## WHAT YOU SHOULD DO
Output the line that contains "Transcribe this image's" and every line after it to the end of the entries, with nothing added or left out.

_ _ _ _ _

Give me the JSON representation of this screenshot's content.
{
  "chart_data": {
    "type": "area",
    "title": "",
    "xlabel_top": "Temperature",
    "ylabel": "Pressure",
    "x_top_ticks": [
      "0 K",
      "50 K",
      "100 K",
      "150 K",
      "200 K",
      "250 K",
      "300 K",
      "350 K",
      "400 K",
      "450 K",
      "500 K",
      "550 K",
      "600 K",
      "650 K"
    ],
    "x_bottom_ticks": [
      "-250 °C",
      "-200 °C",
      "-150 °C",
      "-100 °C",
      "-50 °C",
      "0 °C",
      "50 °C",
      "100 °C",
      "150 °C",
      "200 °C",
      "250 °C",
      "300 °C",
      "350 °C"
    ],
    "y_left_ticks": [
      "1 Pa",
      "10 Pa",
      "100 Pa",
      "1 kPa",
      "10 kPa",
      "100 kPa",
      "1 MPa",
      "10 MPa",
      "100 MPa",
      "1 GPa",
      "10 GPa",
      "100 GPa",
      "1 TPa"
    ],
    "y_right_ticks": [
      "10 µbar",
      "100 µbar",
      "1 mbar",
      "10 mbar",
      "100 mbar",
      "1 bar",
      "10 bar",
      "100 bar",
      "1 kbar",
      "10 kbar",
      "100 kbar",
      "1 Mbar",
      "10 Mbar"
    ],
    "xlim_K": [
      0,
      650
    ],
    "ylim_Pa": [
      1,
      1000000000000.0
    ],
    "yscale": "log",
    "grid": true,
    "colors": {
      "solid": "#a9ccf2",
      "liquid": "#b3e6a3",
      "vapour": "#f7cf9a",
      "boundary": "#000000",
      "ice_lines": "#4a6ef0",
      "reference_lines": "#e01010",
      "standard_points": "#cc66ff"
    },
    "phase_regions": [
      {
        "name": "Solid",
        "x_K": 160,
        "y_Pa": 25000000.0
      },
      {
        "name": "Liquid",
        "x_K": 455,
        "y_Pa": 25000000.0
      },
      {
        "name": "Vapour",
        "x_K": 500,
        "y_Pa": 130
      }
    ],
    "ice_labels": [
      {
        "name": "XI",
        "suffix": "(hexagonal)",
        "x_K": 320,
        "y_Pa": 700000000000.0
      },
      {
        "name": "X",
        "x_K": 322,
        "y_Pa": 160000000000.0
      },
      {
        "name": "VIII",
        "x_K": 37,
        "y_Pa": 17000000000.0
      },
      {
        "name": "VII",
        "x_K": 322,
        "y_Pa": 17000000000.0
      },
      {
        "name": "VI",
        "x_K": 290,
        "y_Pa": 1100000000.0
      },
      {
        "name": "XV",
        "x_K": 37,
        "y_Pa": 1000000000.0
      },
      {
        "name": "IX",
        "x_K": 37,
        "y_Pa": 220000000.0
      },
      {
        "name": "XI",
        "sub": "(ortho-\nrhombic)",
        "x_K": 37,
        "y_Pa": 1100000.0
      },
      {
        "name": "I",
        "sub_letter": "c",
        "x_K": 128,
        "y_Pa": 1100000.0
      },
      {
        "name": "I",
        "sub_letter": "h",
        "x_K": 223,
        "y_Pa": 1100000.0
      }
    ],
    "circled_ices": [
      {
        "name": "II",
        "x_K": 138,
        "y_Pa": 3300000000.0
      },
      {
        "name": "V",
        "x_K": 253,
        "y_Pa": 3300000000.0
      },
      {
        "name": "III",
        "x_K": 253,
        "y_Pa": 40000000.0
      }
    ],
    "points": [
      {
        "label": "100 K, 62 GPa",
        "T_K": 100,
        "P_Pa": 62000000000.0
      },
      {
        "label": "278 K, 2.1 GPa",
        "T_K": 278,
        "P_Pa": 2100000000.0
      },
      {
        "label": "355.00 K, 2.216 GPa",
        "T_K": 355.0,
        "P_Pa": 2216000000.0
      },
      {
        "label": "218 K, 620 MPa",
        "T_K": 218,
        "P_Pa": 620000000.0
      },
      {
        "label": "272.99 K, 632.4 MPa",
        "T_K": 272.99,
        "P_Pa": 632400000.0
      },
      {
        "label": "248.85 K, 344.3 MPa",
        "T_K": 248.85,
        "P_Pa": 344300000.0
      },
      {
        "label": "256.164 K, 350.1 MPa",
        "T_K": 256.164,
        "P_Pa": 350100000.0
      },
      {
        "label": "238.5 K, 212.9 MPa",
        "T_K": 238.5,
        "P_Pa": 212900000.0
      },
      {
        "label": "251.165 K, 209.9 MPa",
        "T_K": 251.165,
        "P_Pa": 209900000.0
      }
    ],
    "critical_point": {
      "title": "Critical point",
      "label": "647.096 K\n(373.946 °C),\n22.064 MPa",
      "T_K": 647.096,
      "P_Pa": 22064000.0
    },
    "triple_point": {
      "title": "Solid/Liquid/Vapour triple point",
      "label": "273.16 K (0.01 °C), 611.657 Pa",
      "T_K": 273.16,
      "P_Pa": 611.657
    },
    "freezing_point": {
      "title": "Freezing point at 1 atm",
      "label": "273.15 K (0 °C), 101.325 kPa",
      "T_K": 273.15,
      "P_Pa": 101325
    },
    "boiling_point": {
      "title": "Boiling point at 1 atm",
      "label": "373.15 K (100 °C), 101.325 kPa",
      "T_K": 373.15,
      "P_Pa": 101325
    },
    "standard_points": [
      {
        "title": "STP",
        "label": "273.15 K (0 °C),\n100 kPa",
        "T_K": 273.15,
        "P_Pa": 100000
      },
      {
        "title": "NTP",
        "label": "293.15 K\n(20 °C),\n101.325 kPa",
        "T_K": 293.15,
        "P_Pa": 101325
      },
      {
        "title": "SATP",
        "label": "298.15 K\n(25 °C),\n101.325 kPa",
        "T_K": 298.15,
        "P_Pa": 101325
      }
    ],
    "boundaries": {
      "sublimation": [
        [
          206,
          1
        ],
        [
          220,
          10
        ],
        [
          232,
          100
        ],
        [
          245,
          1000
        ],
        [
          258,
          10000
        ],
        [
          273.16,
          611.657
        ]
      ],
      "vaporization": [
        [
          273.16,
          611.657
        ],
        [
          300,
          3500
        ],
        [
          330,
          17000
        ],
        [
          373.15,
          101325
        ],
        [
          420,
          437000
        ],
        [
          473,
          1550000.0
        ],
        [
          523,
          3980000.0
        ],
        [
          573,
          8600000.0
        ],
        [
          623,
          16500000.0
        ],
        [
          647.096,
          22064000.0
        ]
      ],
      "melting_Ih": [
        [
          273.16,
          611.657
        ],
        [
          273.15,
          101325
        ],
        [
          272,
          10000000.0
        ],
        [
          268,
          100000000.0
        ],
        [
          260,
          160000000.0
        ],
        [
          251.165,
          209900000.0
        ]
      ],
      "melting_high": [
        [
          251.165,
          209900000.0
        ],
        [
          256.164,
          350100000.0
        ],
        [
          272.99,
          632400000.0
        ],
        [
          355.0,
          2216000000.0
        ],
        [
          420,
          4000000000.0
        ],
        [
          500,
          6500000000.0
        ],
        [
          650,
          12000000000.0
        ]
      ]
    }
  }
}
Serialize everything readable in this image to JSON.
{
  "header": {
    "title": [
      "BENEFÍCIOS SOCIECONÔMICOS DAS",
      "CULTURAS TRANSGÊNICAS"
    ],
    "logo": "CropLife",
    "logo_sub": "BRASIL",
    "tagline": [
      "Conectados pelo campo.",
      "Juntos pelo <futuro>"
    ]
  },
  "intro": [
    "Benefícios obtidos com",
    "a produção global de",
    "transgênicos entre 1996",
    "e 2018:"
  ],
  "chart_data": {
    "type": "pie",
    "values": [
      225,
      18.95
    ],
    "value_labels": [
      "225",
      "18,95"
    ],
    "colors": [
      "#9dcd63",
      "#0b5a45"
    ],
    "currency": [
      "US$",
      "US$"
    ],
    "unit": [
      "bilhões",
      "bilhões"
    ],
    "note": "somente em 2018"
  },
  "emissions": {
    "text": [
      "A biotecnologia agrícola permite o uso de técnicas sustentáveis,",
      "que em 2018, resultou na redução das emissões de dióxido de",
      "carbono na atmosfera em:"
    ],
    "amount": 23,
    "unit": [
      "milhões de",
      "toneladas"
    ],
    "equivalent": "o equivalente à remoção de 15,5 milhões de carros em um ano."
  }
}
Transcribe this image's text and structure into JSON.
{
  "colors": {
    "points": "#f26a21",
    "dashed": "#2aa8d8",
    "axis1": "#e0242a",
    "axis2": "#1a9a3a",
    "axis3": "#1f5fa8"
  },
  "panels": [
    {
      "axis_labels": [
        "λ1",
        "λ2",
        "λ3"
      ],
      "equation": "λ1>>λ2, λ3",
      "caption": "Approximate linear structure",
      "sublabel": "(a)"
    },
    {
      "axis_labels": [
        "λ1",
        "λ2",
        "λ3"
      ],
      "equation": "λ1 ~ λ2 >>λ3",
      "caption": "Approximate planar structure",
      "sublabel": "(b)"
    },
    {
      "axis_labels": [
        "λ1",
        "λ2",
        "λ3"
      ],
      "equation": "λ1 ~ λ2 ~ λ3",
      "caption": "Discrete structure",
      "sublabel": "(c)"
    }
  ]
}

_ _ _ _ _

## THE RESULT
Transcribe this image's text and structure into JSON.
{
  "colors": {
    "points": "#f26a21",
    "dashed": "#2aa8d8",
    "axis1": "#e0242a",
    "axis2": "#1a9a3a",
    "axis3": "#1f5fa8"
  },
  "panels": [
    {
      "axis_labels": [
        "λ1",
        "λ2",
        "λ3"
      ],
      "equation": "λ1>>λ2, λ3",
      "caption": "Approximate linear structure",
      "sublabel": "(a)"
    },
    {
      "axis_labels": [
        "λ1",
        "λ2",
        "λ3"
      ],
      "equation": "λ1 ~ λ2 >>λ3",
      "caption": "Approximate planar structure",
      "sublabel": "(b)"
    },
    {
      "axis_labels": [
        "λ1",
        "λ2",
        "λ3"
      ],
      "equation": "λ1 ~ λ2 ~ λ3",
      "caption": "Discrete structure",
      "sublabel": "(c)"
    }
  ]
}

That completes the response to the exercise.